Start of Records

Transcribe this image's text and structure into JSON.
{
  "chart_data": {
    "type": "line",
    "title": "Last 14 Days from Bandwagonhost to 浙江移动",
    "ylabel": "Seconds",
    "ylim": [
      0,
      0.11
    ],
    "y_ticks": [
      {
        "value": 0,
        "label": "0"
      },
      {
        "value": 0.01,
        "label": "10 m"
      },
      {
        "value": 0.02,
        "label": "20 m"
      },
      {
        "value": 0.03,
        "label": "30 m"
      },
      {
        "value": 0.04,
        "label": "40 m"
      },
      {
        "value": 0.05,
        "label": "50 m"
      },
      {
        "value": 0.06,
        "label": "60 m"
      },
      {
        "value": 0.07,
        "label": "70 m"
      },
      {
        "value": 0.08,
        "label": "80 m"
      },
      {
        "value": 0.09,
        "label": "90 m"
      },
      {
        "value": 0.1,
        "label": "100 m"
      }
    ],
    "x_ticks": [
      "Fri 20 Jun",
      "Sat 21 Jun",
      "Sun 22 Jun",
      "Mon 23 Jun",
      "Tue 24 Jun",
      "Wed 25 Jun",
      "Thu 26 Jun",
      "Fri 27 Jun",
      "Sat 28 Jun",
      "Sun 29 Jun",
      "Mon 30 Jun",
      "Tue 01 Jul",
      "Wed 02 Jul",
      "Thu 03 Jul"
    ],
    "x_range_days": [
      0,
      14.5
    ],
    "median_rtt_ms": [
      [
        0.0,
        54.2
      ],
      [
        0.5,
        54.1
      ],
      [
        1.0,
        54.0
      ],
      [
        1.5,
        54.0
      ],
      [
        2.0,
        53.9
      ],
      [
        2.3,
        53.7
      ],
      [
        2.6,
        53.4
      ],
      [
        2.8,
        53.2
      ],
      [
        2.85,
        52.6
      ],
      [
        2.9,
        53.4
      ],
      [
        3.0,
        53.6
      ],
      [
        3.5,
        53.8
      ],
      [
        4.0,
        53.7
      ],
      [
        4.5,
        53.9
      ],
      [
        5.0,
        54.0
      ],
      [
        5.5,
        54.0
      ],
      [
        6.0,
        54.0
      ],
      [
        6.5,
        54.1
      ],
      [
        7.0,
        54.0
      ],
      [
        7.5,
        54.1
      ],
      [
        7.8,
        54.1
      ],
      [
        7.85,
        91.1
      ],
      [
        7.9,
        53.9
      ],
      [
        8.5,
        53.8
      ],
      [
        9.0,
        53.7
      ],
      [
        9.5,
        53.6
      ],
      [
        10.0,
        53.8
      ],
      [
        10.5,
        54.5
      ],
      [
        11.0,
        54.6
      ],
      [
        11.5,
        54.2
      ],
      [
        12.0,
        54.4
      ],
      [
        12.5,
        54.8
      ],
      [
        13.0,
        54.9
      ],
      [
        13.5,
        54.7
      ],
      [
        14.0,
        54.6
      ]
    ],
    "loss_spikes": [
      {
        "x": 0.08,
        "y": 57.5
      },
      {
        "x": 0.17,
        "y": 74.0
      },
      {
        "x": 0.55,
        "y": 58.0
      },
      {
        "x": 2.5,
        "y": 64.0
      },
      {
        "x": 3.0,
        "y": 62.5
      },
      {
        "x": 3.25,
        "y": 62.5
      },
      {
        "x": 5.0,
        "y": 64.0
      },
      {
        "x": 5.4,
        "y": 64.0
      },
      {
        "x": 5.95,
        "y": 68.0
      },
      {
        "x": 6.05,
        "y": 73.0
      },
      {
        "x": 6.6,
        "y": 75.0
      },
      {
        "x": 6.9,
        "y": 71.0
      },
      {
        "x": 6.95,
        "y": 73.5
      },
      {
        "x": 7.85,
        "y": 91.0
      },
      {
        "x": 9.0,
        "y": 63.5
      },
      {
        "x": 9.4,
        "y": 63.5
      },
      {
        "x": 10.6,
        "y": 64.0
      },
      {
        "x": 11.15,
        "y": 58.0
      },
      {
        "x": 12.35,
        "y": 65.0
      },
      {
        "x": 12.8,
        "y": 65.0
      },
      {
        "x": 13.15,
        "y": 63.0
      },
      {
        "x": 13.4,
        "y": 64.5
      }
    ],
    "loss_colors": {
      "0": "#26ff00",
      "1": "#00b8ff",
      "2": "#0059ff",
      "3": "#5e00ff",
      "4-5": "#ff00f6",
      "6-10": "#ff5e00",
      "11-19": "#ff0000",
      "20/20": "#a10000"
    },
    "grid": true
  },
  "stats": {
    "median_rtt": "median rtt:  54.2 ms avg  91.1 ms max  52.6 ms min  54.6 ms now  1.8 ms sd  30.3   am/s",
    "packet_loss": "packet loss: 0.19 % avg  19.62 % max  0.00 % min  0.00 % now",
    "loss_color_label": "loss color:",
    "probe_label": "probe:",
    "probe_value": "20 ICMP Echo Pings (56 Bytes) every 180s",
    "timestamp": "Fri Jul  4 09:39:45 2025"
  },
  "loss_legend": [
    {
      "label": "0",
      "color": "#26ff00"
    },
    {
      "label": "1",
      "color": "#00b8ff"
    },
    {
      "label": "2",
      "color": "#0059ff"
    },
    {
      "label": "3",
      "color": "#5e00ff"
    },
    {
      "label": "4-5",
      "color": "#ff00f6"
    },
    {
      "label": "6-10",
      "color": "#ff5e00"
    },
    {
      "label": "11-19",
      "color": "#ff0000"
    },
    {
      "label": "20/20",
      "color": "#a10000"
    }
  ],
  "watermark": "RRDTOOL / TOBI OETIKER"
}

End of Records

What you have to do: Extract the data exactly as given.

Expected output:
Transcribe this image's text and structure into JSON.
{
  "chart_data": {
    "type": "line",
    "title": "Last 14 Days from Bandwagonhost to 浙江移动",
    "ylabel": "Seconds",
    "ylim": [
      0,
      0.11
    ],
    "y_ticks": [
      {
        "value": 0,
        "label": "0"
      },
      {
        "value": 0.01,
        "label": "10 m"
      },
      {
        "value": 0.02,
        "label": "20 m"
      },
      {
        "value": 0.03,
        "label": "30 m"
      },
      {
        "value": 0.04,
        "label": "40 m"
      },
      {
        "value": 0.05,
        "label": "50 m"
      },
      {
        "value": 0.06,
        "label": "60 m"
      },
      {
        "value": 0.07,
        "label": "70 m"
      },
      {
        "value": 0.08,
        "label": "80 m"
      },
      {
        "value": 0.09,
        "label": "90 m"
      },
      {
        "value": 0.1,
        "label": "100 m"
      }
    ],
    "x_ticks": [
      "Fri 20 Jun",
      "Sat 21 Jun",
      "Sun 22 Jun",
      "Mon 23 Jun",
      "Tue 24 Jun",
      "Wed 25 Jun",
      "Thu 26 Jun",
      "Fri 27 Jun",
      "Sat 28 Jun",
      "Sun 29 Jun",
      "Mon 30 Jun",
      "Tue 01 Jul",
      "Wed 02 Jul",
      "Thu 03 Jul"
    ],
    "x_range_days": [
      0,
      14.5
    ],
    "median_rtt_ms": [
      [
        0.0,
        54.2
      ],
      [
        0.5,
        54.1
      ],
      [
        1.0,
        54.0
      ],
      [
        1.5,
        54.0
      ],
      [
        2.0,
        53.9
      ],
      [
        2.3,
        53.7
      ],
      [
        2.6,
        53.4
      ],
      [
        2.8,
        53.2
      ],
      [
        2.85,
        52.6
      ],
      [
        2.9,
        53.4
      ],
      [
        3.0,
        53.6
      ],
      [
        3.5,
        53.8
      ],
      [
        4.0,
        53.7
      ],
      [
        4.5,
        53.9
      ],
      [
        5.0,
        54.0
      ],
      [
        5.5,
        54.0
      ],
      [
        6.0,
        54.0
      ],
      [
        6.5,
        54.1
      ],
      [
        7.0,
        54.0
      ],
      [
        7.5,
        54.1
      ],
      [
        7.8,
        54.1
      ],
      [
        7.85,
        91.1
      ],
      [
        7.9,
        53.9
      ],
      [
        8.5,
        53.8
      ],
      [
        9.0,
        53.7
      ],
      [
        9.5,
        53.6
      ],
      [
        10.0,
        53.8
      ],
      [
        10.5,
        54.5
      ],
      [
        11.0,
        54.6
      ],
      [
        11.5,
        54.2
      ],
      [
        12.0,
        54.4
      ],
      [
        12.5,
        54.8
      ],
      [
        13.0,
        54.9
      ],
      [
        13.5,
        54.7
      ],
      [
        14.0,
        54.6
      ]
    ],
    "loss_spikes": [
      {
        "x": 0.08,
        "y": 57.5
      },
      {
        "x": 0.17,
        "y": 74.0
      },
      {
        "x": 0.55,
        "y": 58.0
      },
      {
        "x": 2.5,
        "y": 64.0
      },
      {
        "x": 3.0,
        "y": 62.5
      },
      {
        "x": 3.25,
        "y": 62.5
      },
      {
        "x": 5.0,
        "y": 64.0
      },
      {
        "x": 5.4,
        "y": 64.0
      },
      {
        "x": 5.95,
        "y": 68.0
      },
      {
        "x": 6.05,
        "y": 73.0
      },
      {
        "x": 6.6,
        "y": 75.0
      },
      {
        "x": 6.9,
        "y": 71.0
      },
      {
        "x": 6.95,
        "y": 73.5
      },
      {
        "x": 7.85,
        "y": 91.0
      },
      {
        "x": 9.0,
        "y": 63.5
      },
      {
        "x": 9.4,
        "y": 63.5
      },
      {
        "x": 10.6,
        "y": 64.0
      },
      {
        "x": 11.15,
        "y": 58.0
      },
      {
        "x": 12.35,
        "y": 65.0
      },
      {
        "x": 12.8,
        "y": 65.0
      },
      {
        "x": 13.15,
        "y": 63.0
      },
      {
        "x": 13.4,
        "y": 64.5
      }
    ],
    "loss_colors": {
      "0": "#26ff00",
      "1": "#00b8ff",
      "2": "#0059ff",
      "3": "#5e00ff",
      "4-5": "#ff00f6",
      "6-10": "#ff5e00",
      "11-19": "#ff0000",
      "20/20": "#a10000"
    },
    "grid": true
  },
  "stats": {
    "median_rtt": "median rtt:  54.2 ms avg  91.1 ms max  52.6 ms min  54.6 ms now  1.8 ms sd  30.3   am/s",
    "packet_loss": "packet loss: 0.19 % avg  19.62 % max  0.00 % min  0.00 % now",
    "loss_color_label": "loss color:",
    "probe_label": "probe:",
    "probe_value": "20 ICMP Echo Pings (56 Bytes) every 180s",
    "timestamp": "Fri Jul  4 09:39:45 2025"
  },
  "loss_legend": [
    {
      "label": "0",
      "color": "#26ff00"
    },
    {
      "label": "1",
      "color": "#00b8ff"
    },
    {
      "label": "2",
      "color": "#0059ff"
    },
    {
      "label": "3",
      "color": "#5e00ff"
    },
    {
      "label": "4-5",
      "color": "#ff00f6"
    },
    {
      "label": "6-10",
      "color": "#ff5e00"
    },
    {
      "label": "11-19",
      "color": "#ff0000"
    },
    {
      "label": "20/20",
      "color": "#a10000"
    }
  ],
  "watermark": "RRDTOOL / TOBI OETIKER"
}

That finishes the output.